Instructions to follow:
Copy nothing but the text: repeat each entry exactly and drop the images.

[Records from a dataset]
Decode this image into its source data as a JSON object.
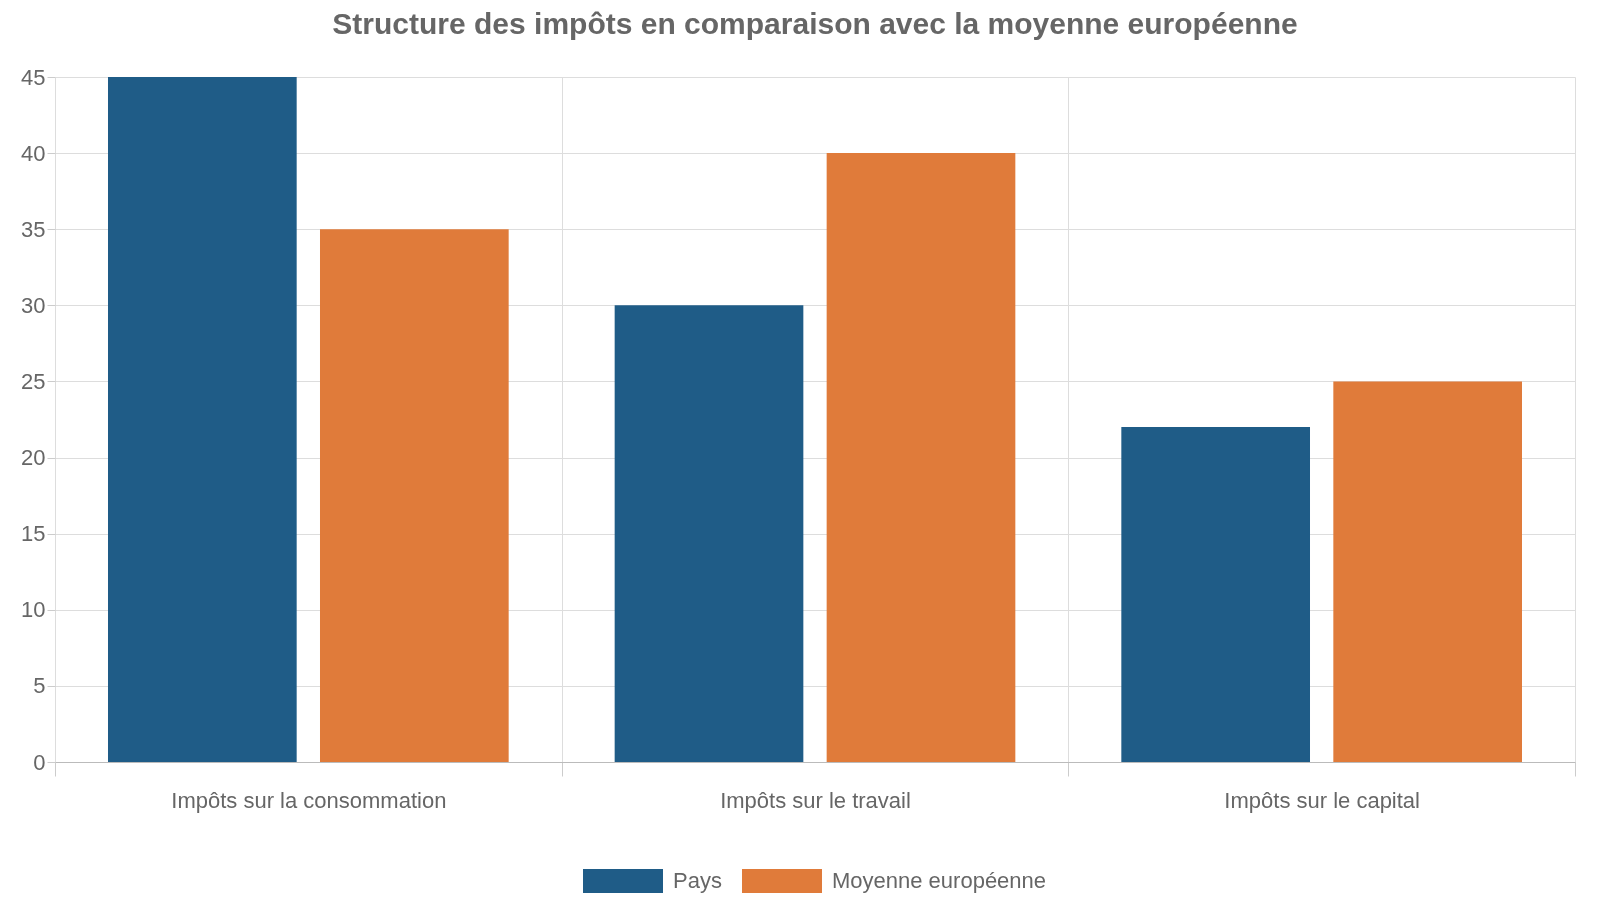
{
  "chart_data": {
    "type": "bar",
    "title": "Structure des impôts en comparaison avec la moyenne européenne",
    "categories": [
      "Impôts sur la consommation",
      "Impôts sur le travail",
      "Impôts sur le capital"
    ],
    "series": [
      {
        "name": "Pays",
        "color": "#1f5c87",
        "values": [
          45,
          30,
          22
        ]
      },
      {
        "name": "Moyenne européenne",
        "color": "#e07b3a",
        "values": [
          35,
          40,
          25
        ]
      }
    ],
    "ylim": [
      0,
      45
    ],
    "yticks": [
      0,
      5,
      10,
      15,
      20,
      25,
      30,
      35,
      40,
      45
    ],
    "grid": true,
    "legend": "bottom"
  }
}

Exercise response:
Decode this image into its source data as a JSON object.
{
  "chart_data": {
    "type": "bar",
    "title": "Structure des impôts en comparaison avec la moyenne européenne",
    "categories": [
      "Impôts sur la consommation",
      "Impôts sur le travail",
      "Impôts sur le capital"
    ],
    "series": [
      {
        "name": "Pays",
        "color": "#1f5c87",
        "values": [
          45,
          30,
          22
        ]
      },
      {
        "name": "Moyenne européenne",
        "color": "#e07b3a",
        "values": [
          35,
          40,
          25
        ]
      }
    ],
    "ylim": [
      0,
      45
    ],
    "yticks": [
      0,
      5,
      10,
      15,
      20,
      25,
      30,
      35,
      40,
      45
    ],
    "grid": true,
    "legend": "bottom"
  }
}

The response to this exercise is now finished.